◆ PASSAGE GIVEN ◆
++++++++++
The final level we will encode is the syllables level. Again under the ‘Annotation levels’ header, press the ‘Syllables’ button. Similar to the last two, simply name the new enrichment ‘Syllables’, select Max Onset from the Algorithm dropdown menu, and Syllabics from the Phone Subset menu, and then hit ‘Save enrichment’. As usual, upon return to the Enrichment view, hit ‘Run’ on the new addition to the table.

Hierarchical Property

Next, from the Enrichment View press the ‘Hierarchical property’ button. This will bring you to a page with three drop down menus (Higher annotation, Lower annotation, Property type) where we can encode speech rates, number of syllables in a word, and phone position.

While adding each enrichment below, remember to choose an appropriate name for the enrichment, hit the ‘save enrichment’ button, and then click ‘Run’ in the Enrichment View.

Speech Rate

  1. From the Higher annotation menu, select utterance
  2. From the Lower annotation menu, select syllable
  3. From the Property type menu, select rate

Syllable Count 1 (Number of Syllables in a Word)
++++++++++
◆ REQUIREMENTS ◆
A – Rewrite the listing as a Markdown table with the columns Row and Line, from its first line up to and including the line with "table-row (131, 606, 530, 622)", and leave out any blank lines.
B – Extend the tutorial on encoding enrichments, picking up after its final line.

◆ SUPPLIED RECORDS ◆
++++++++++
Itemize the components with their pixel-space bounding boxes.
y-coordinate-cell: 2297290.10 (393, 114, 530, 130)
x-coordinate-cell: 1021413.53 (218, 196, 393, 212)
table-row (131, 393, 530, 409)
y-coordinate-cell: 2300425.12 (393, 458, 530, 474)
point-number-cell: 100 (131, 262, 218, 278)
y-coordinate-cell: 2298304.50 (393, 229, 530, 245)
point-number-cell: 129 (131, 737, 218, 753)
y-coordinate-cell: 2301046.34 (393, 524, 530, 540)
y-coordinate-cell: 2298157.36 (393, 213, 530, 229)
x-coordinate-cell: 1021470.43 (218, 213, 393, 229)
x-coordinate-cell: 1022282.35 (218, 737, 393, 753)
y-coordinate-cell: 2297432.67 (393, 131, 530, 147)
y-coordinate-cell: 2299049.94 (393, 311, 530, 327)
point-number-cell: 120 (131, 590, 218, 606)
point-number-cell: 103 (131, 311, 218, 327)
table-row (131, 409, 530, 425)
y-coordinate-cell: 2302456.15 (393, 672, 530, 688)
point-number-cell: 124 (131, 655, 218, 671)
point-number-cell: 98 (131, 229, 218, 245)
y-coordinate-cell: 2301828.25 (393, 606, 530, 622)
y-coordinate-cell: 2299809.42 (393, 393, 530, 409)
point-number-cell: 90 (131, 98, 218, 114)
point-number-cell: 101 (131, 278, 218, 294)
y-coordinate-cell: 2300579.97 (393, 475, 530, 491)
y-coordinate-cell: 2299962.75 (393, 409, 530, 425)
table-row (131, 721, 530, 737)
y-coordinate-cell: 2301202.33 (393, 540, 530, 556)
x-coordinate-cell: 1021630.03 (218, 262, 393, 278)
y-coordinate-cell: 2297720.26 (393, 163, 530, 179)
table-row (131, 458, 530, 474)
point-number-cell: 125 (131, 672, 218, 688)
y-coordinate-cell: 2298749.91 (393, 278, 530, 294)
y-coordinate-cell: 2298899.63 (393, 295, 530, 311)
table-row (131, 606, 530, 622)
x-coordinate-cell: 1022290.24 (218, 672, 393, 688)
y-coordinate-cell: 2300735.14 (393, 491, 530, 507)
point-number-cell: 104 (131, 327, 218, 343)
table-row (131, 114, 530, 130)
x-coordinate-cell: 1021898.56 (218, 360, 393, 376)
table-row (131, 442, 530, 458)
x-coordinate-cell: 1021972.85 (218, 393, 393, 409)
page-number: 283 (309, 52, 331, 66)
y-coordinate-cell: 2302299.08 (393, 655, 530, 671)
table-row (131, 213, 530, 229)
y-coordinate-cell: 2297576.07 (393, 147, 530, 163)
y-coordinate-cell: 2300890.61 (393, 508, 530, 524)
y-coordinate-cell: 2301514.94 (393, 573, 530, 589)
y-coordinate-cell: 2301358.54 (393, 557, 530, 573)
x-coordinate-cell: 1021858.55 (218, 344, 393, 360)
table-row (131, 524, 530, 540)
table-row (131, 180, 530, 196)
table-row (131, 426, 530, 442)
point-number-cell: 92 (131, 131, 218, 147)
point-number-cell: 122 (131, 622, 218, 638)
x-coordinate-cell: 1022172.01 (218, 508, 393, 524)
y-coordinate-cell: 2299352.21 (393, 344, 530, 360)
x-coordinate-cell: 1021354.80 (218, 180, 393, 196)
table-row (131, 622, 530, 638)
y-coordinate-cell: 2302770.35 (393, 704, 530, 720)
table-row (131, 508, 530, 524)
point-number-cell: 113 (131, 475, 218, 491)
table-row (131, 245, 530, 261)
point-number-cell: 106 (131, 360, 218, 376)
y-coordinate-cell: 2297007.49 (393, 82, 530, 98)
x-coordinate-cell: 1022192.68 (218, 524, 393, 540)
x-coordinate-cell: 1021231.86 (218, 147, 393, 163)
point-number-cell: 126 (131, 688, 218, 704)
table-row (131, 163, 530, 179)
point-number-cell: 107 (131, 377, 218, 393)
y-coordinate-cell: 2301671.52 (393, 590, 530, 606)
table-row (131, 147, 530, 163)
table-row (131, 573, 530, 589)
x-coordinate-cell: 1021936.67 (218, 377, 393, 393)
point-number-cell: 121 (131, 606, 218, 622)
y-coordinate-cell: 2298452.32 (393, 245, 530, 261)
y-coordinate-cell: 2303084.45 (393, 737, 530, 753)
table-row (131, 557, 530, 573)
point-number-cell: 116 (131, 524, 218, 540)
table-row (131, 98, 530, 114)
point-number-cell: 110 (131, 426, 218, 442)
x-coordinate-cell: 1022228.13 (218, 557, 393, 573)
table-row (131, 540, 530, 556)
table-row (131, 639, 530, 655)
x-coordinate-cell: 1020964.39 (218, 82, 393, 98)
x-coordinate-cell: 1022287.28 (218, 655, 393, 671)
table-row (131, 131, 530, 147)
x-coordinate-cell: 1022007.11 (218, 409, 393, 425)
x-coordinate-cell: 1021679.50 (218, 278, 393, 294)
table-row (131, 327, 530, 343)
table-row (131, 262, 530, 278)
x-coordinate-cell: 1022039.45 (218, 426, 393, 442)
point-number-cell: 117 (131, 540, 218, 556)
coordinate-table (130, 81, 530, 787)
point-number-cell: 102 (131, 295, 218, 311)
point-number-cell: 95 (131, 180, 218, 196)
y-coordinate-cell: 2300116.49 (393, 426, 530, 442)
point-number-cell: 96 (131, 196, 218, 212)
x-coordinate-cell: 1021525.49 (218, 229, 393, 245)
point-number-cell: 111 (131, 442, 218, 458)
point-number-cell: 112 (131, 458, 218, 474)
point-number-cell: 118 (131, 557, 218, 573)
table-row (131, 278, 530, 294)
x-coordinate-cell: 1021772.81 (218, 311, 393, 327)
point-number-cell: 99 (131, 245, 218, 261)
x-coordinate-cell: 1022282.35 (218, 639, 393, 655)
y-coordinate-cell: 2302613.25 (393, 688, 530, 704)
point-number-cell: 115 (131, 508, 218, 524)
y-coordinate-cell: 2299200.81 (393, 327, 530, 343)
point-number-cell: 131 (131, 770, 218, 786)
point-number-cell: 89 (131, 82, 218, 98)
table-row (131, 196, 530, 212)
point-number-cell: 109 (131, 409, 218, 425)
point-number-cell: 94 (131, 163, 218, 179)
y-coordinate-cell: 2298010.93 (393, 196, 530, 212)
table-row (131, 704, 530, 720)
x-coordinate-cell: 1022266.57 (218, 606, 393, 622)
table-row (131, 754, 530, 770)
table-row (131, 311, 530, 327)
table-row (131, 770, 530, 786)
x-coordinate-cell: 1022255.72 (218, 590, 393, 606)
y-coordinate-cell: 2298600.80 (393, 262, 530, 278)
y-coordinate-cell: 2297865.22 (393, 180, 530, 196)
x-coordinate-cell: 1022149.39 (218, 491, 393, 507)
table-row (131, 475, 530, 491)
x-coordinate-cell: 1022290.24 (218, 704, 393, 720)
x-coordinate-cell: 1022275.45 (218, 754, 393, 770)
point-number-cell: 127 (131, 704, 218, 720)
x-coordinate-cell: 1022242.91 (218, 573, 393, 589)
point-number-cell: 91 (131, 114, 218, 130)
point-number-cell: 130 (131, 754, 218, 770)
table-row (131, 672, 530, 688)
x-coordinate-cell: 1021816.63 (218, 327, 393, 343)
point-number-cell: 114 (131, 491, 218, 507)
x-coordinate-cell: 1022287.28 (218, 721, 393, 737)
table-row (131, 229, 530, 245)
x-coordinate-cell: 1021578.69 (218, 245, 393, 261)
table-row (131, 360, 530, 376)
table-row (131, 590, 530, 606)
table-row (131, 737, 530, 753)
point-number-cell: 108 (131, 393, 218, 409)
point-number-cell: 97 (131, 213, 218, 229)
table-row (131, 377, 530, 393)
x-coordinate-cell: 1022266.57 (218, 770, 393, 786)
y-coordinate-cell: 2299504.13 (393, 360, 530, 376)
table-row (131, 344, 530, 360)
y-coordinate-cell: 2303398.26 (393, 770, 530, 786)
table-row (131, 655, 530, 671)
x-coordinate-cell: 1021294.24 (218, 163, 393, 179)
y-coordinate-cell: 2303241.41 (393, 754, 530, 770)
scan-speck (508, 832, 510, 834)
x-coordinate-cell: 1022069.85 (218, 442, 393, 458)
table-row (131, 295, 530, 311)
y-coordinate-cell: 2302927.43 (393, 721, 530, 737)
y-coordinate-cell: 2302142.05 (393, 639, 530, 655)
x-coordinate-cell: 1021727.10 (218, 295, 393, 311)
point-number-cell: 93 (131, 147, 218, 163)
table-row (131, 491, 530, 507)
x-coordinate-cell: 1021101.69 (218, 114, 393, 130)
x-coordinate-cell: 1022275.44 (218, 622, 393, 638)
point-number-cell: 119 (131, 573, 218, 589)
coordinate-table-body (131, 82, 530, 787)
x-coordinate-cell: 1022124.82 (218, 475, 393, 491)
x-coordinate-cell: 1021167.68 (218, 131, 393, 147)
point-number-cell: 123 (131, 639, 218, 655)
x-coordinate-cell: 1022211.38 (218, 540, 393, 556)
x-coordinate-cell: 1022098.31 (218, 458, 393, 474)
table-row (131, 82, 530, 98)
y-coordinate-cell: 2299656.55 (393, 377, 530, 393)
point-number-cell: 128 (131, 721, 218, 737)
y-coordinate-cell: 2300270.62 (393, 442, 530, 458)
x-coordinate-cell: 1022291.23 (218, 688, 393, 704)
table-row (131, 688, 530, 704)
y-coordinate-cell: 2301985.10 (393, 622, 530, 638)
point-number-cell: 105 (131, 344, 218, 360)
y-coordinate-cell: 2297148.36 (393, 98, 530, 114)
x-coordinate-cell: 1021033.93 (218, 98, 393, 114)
++++++++++
◆ OUTPUTS ◆
A –
| Row | Line |
|---|---|
| 1 | Itemize the components with their pixel-space bounding boxes. |
| 2 | y-coordinate-cell: 2297290.10 (393, 114, 530, 130) |
| 3 | x-coordinate-cell: 1021413.53 (218, 196, 393, 212) |
| 4 | table-row (131, 393, 530, 409) |
| 5 | y-coordinate-cell: 2300425.12 (393, 458, 530, 474) |
| 6 | point-number-cell: 100 (131, 262, 218, 278) |
| 7 | y-coordinate-cell: 2298304.50 (393, 229, 530, 245) |
| 8 | point-number-cell: 129 (131, 737, 218, 753) |
| 9 | y-coordinate-cell: 2301046.34 (393, 524, 530, 540) |
| 10 | y-coordinate-cell: 2298157.36 (393, 213, 530, 229) |
| 11 | x-coordinate-cell: 1021470.43 (218, 213, 393, 229) |
| 12 | x-coordinate-cell: 1022282.35 (218, 737, 393, 753) |
| 13 | y-coordinate-cell: 2297432.67 (393, 131, 530, 147) |
| 14 | y-coordinate-cell: 2299049.94 (393, 311, 530, 327) |
| 15 | point-number-cell: 120 (131, 590, 218, 606) |
| 16 | point-number-cell: 103 (131, 311, 218, 327) |
| 17 | table-row (131, 409, 530, 425) |
| 18 | y-coordinate-cell: 2302456.15 (393, 672, 530, 688) |
| 19 | point-number-cell: 124 (131, 655, 218, 671) |
| 20 | point-number-cell: 98 (131, 229, 218, 245) |
| 21 | y-coordinate-cell: 2301828.25 (393, 606, 530, 622) |
| 22 | y-coordinate-cell: 2299809.42 (393, 393, 530, 409) |
| 23 | point-number-cell: 90 (131, 98, 218, 114) |
| 24 | point-number-cell: 101 (131, 278, 218, 294) |
| 25 | y-coordinate-cell: 2300579.97 (393, 475, 530, 491) |
| 26 | y-coordinate-cell: 2299962.75 (393, 409, 530, 425) |
| 27 | table-row (131, 721, 530, 737) |
| 28 | y-coordinate-cell: 2301202.33 (393, 540, 530, 556) |
| 29 | x-coordinate-cell: 1021630.03 (218, 262, 393, 278) |
| 30 | y-coordinate-cell: 2297720.26 (393, 163, 530, 179) |
| 31 | table-row (131, 458, 530, 474) |
| 32 | point-number-cell: 125 (131, 672, 218, 688) |
| 33 | y-coordinate-cell: 2298749.91 (393, 278, 530, 294) |
| 34 | y-coordinate-cell: 2298899.63 (393, 295, 530, 311) |
| 35 | table-row (131, 606, 530, 622) |

B –
  1. From the Higher annotation menu, select word
  2. From the Lower annotation menu, select syllable
  3. From the Property type menu, select count

Syllable Count 2 (Number of Syllables in an Utterance)

  1. From the Higher annotation menu, select utterance
  2. From the Lower annotation menu, select syllable
  3. From the Property type menu, select count

Phone Count (Number of Phones per Word)

  1. From the Higher annotation menu, select word
  2. From the Lower annotation menu, select phone
  3. From the Property type menu, select count

Word Count (Number of Words in an Utterance)

  1. From the Higher annotation menu, select utterance
  2. From the Lower annotation menu, select word
  3. From the Property type menu, select count

Phone Position

  1. From the Higher annotation menu, select syllable
  2. From the Lower annotation menu, select phone
  3. From the Property type menu, select position

Stress from Word Property

Finally, to encode syllable stress, click the ‘Stress from word property’ button from the Enrichment View. From the Word property dropdown menu, select stresspattern. Name the enrichment ‘Stress pattern’, and as usual, click ‘Save enrichment’, which brings you back to the Enrichment View where you click ‘Run’ on the new row of your table.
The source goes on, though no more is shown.